* Texte fourni *
Trois ans ont passé, Bertrand, pas rancunier, sourit dans un bistrot bruxellois de la Place du Jeu de Balle. Il est là pour parler de son nouvel album, Toutes directions (lire critique page 35). « J’habite toujours le même appartement mais le quartier a changé, comme ma vie: l’environnement s’est boboïsé et j’ai eu une petite fille, je suis un père tardif.  » Là, il porte veston, écharpe-foulard et larges montures de lunettes tendance chiraquiennes. On est quelques semaines avant les présidentielles françaises, sujet tsunami de la médiatisation de printemps:  » Je me suis toujours intéressé à la politique mais je regarde les choses d’un £il plus technique. Chaque camp a choisi les meilleurs candidats possibles, Hollande est un mec très construit; Sarkozy, malgré ses défauts, l’est aussi. Mais en France, tout le monde semble accablé, on espère de vrais changements. En tant qu’artiste, je ne me sens absolument pas dans une tour d’ivoire, je me sens concerné. » BB ne fait pas pour autant dans la chanson « engagée », même si sur le nouveau disque, un titre comme Dubaï My Love cerne assez bien le consumérisme frivole, sparadrap glamour sur le déficit de liberté à l’horizon des émirats (encore) friqués:  » Des hommes tombent des nuages/Sous les yeux de femmes sans visage. » Une éducation itinérante est passée par là. Le père, Jean-Yves Burgalat, gaulliste professionnel, déplace sa famille au gré de ses affectations: Landes, Morbihan, Haut-Rhin, Seine-Saint-Denis, Corse, Bourgogne. BB explore la France des années 60/70 sous la bannière du grand Charles puis de Pompidou:  » Je ne suis pas devenu anti-gaulliste mais ce qui reste de cette politique -Dominique de Villepin- incarne tout ce que je n’aime pas, le verbiage, « une certaine idée de la France ». Ce romantisme-là était déjà fini quand je grandissais et, aujourd’hui, il n’y a plus ni Yalta ni Guerre froide. « 

Quand il sort en 2000 son premier solo ( The Sssound Of Mmmusic), BB a déjà construit une carrière de producteur-arrangeur remarqué à l’international, pratiquant à titre égal arrangements léchés et interventions électroniques, néo-classicisme et remix, ces derniers pour des noms qui portent (Depeche Mode, Jamiroquai, Soul II Soul, Air). Fils naturel du Floyd et de Burt Bacharach passé à la rémoulade joyeuse du easy-listening, Burgalat est un homme multipistes. Amateur de variétés, il assume tout autant de produire un album d’Ingrid Caven -héroïne chez Fassbender- qu’une proposition névrotique de Michel Houellebecq, mini-Céline amateur d’esclandres sexuels.  » Tout cela n’aurait pas été possible sans la création en 1995 de mon label, Tricatel, même si financièrement, cela n’a pas toujours été une partie de plaisir. A un moment j’ai été sauvé de la faillite par la remise en ordre des comptes via un ami d’Ardisson. Mais je n’ai jamais cherché des investisseurs, ce n’est pas une boîte qui rapporte. D’ailleurs, les salaires vont aux deux employés, je ne me paie pas, Tricatel est mon instrument de travail, c’est de l’abus de biens sociaux inversé (rires) . » BB a sorti sur son label une quarantaine d’albums très variés, y compris les siens. Le nouveau a été en majeure partie bouclé dans le studio aménagé dans sa maison des Pyrénées:  » Un petit village entre Toulouse et Tarbes, j’y descends seul par tranches de dix ou quinze jours, je fais mes courses au super U local et je travaille cent heures par semaine. Quand j’enregistrais là-bas, j’avais l’impression de tromper ma femme (Vanessa Seward, styliste, ndlr) et je me demandais parfois à quoi cela servait de faire encore un autre disque alors que les ventes ne vont sans doute pas dépasser 4 ou 5000 exemplaires. »

* Tâche demandée *
D'après le texte fourni, répondez brièvement à ces questions :
1. Quel est le titre du nouvel album de Bertrand Burgalat ?
2. En quelle année a-t-il créé son label Tricatel ?
3. Entre quelles villes se situe le village où se trouve sa maison des Pyrénées ?
Les lignes constituent un matériau distinct du texte fourni.

* Données fournies *
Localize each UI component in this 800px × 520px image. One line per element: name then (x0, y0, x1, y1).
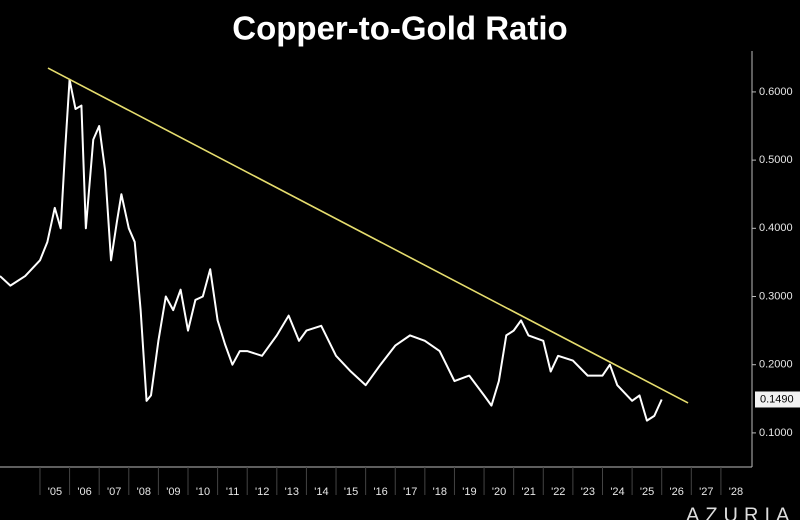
x-tick-label: '26 (670, 486, 684, 498)
x-tick-label: '12 (255, 486, 269, 498)
x-tick-label: '17 (403, 486, 417, 498)
x-tick-label: '15 (344, 486, 358, 498)
x-tick-label: '28 (729, 486, 743, 498)
chart-title: Copper-to-Gold Ratio (232, 10, 567, 47)
x-tick-label: '27 (699, 486, 713, 498)
x-tick-label: '07 (107, 486, 121, 498)
x-tick-label: '21 (521, 486, 535, 498)
y-tick-label: 0.5000 (759, 154, 793, 166)
value-badge (755, 391, 800, 408)
value-badge-label: 0.1490 (760, 393, 794, 405)
x-tick-label: '25 (640, 486, 654, 498)
x-tick-label: '18 (433, 486, 447, 498)
x-tick-label: '10 (196, 486, 210, 498)
x-tick-label: '09 (166, 486, 180, 498)
x-tick-label: '11 (226, 486, 240, 498)
x-tick-label: '06 (77, 486, 91, 498)
watermark: AZURIA (686, 504, 795, 520)
y-tick-label: 0.6000 (759, 86, 793, 98)
x-tick-label: '05 (48, 486, 62, 498)
y-tick-label: 0.4000 (759, 222, 793, 234)
x-tick-label: '16 (373, 486, 387, 498)
x-tick-label: '22 (551, 486, 565, 498)
y-tick-label: 0.3000 (759, 290, 793, 302)
x-tick-label: '20 (492, 486, 506, 498)
x-tick-label: '19 (462, 486, 476, 498)
x-tick-label: '14 (314, 486, 328, 498)
trend-line (47, 67, 689, 404)
x-tick-label: '23 (581, 486, 595, 498)
y-tick-label: 0.1000 (759, 427, 793, 439)
data-line (0, 78, 663, 422)
x-tick-label: '24 (610, 486, 624, 498)
x-tick-label: '08 (137, 486, 151, 498)
x-tick-label: '13 (285, 486, 299, 498)
y-tick-label: 0.2000 (759, 359, 793, 371)
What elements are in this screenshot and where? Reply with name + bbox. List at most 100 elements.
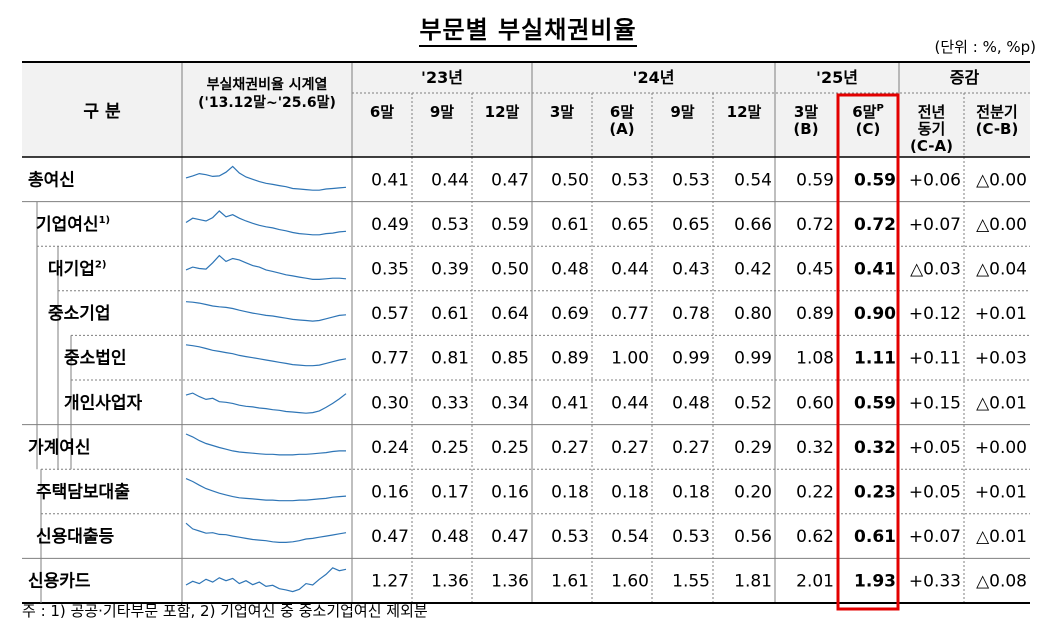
year-group-header: 증감 — [950, 68, 980, 87]
value-cell: 0.49 — [371, 215, 409, 235]
value-cell: 0.72 — [854, 215, 896, 235]
row-label: 가계여신 — [28, 438, 91, 458]
value-cell: 0.47 — [491, 527, 529, 547]
value-cell: 0.41 — [854, 260, 896, 280]
value-cell: +0.05 — [909, 438, 961, 458]
value-cell: 1.93 — [854, 572, 896, 592]
column-header: (A) — [609, 120, 634, 138]
value-cell: +0.01 — [975, 304, 1027, 324]
unit-label: (단위 : %, %p) — [934, 38, 1036, 56]
value-cell: 0.27 — [551, 438, 589, 458]
value-cell: 0.47 — [371, 527, 409, 547]
sparkline — [185, 567, 347, 593]
value-cell: 0.53 — [611, 170, 649, 190]
sparkline — [185, 344, 347, 367]
value-cell: 0.54 — [611, 527, 649, 547]
value-cell: +0.07 — [909, 527, 961, 547]
value-cell: 0.48 — [551, 260, 589, 280]
value-cell: 0.81 — [431, 349, 469, 369]
value-cell: +0.12 — [909, 304, 961, 324]
year-group-header: '23년 — [421, 68, 463, 87]
value-cell: +0.33 — [909, 572, 961, 592]
value-cell: 0.61 — [551, 215, 589, 235]
value-cell: 1.60 — [611, 572, 649, 592]
column-header: 동기 — [918, 120, 946, 138]
value-cell: 1.00 — [611, 349, 649, 369]
value-cell: △0.01 — [976, 393, 1027, 413]
value-cell: 0.69 — [551, 304, 589, 324]
row-label: 신용대출등 — [36, 527, 115, 547]
value-cell: 0.90 — [854, 304, 896, 324]
value-cell: 0.45 — [796, 260, 834, 280]
value-cell: +0.11 — [909, 349, 961, 369]
value-cell: 0.66 — [734, 215, 772, 235]
value-cell: 0.62 — [796, 527, 834, 547]
value-cell: 1.27 — [371, 572, 409, 592]
sparkline — [185, 478, 347, 502]
value-cell: 0.57 — [371, 304, 409, 324]
value-cell: 0.41 — [551, 393, 589, 413]
value-cell: 0.59 — [491, 215, 529, 235]
value-cell: 1.11 — [854, 349, 896, 369]
value-cell: 0.48 — [431, 527, 469, 547]
value-cell: 0.39 — [431, 260, 469, 280]
value-cell: 0.99 — [672, 349, 710, 369]
value-cell: 1.36 — [431, 572, 469, 592]
value-cell: 0.59 — [796, 170, 834, 190]
value-cell: 0.56 — [734, 527, 772, 547]
value-cell: 1.08 — [796, 349, 834, 369]
value-cell: 0.77 — [371, 349, 409, 369]
value-cell: 0.32 — [854, 438, 896, 458]
value-cell: △0.00 — [976, 170, 1027, 190]
value-cell: 0.25 — [491, 438, 529, 458]
value-cell: 0.33 — [431, 393, 469, 413]
value-cell: 0.77 — [611, 304, 649, 324]
value-cell: +0.06 — [909, 170, 961, 190]
column-header: 6말 — [370, 103, 394, 121]
value-cell: 0.48 — [672, 393, 710, 413]
column-header: 3말 — [550, 103, 574, 121]
page-title: 부문별 부실채권비율 — [0, 10, 1056, 47]
value-cell: 0.64 — [491, 304, 529, 324]
value-cell: 0.59 — [854, 170, 896, 190]
column-header: 전년 — [918, 103, 946, 121]
value-cell: 0.53 — [431, 215, 469, 235]
sparkline — [185, 210, 347, 236]
column-header: (C-B) — [976, 120, 1019, 138]
sparkline-header-title: 부실채권비율 시계열 — [207, 76, 328, 93]
value-cell: 0.59 — [854, 393, 896, 413]
column-header: (C) — [856, 120, 881, 138]
year-group-header: '24년 — [633, 68, 675, 87]
value-cell: 0.52 — [734, 393, 772, 413]
column-header: 6말P — [852, 103, 884, 121]
value-cell: 0.24 — [371, 438, 409, 458]
value-cell: 0.44 — [611, 260, 649, 280]
row-label: 총여신 — [28, 170, 75, 190]
value-cell: 0.20 — [734, 483, 772, 503]
value-cell: 0.50 — [551, 170, 589, 190]
sparkline — [185, 433, 346, 456]
value-cell: 0.50 — [491, 260, 529, 280]
value-cell: +0.07 — [909, 215, 961, 235]
value-cell: 1.81 — [734, 572, 772, 592]
value-cell: △0.04 — [976, 260, 1027, 280]
value-cell: 0.27 — [672, 438, 710, 458]
value-cell: +0.03 — [975, 349, 1027, 369]
value-cell: 0.89 — [796, 304, 834, 324]
value-cell: 1.55 — [672, 572, 710, 592]
value-cell: 0.34 — [491, 393, 529, 413]
column-header: 12말 — [727, 103, 762, 121]
value-cell: 0.78 — [672, 304, 710, 324]
column-header: 전분기 — [976, 103, 1017, 121]
value-cell: △0.01 — [976, 527, 1027, 547]
row-label: 개인사업자 — [64, 393, 143, 413]
value-cell: 0.53 — [672, 170, 710, 190]
value-cell: 0.17 — [431, 483, 469, 503]
sparkline-header-range: ('13.12말~'25.6말) — [198, 95, 336, 111]
value-cell: △0.03 — [910, 260, 961, 280]
value-cell: 2.01 — [796, 572, 834, 592]
value-cell: 0.60 — [796, 393, 834, 413]
row-label: 신용카드 — [28, 572, 91, 592]
value-cell: 0.22 — [796, 483, 834, 503]
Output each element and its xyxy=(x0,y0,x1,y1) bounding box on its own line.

* Solution *
1. Toutes directions.
2. En 1995.
3. Entre Toulouse et Tarbes.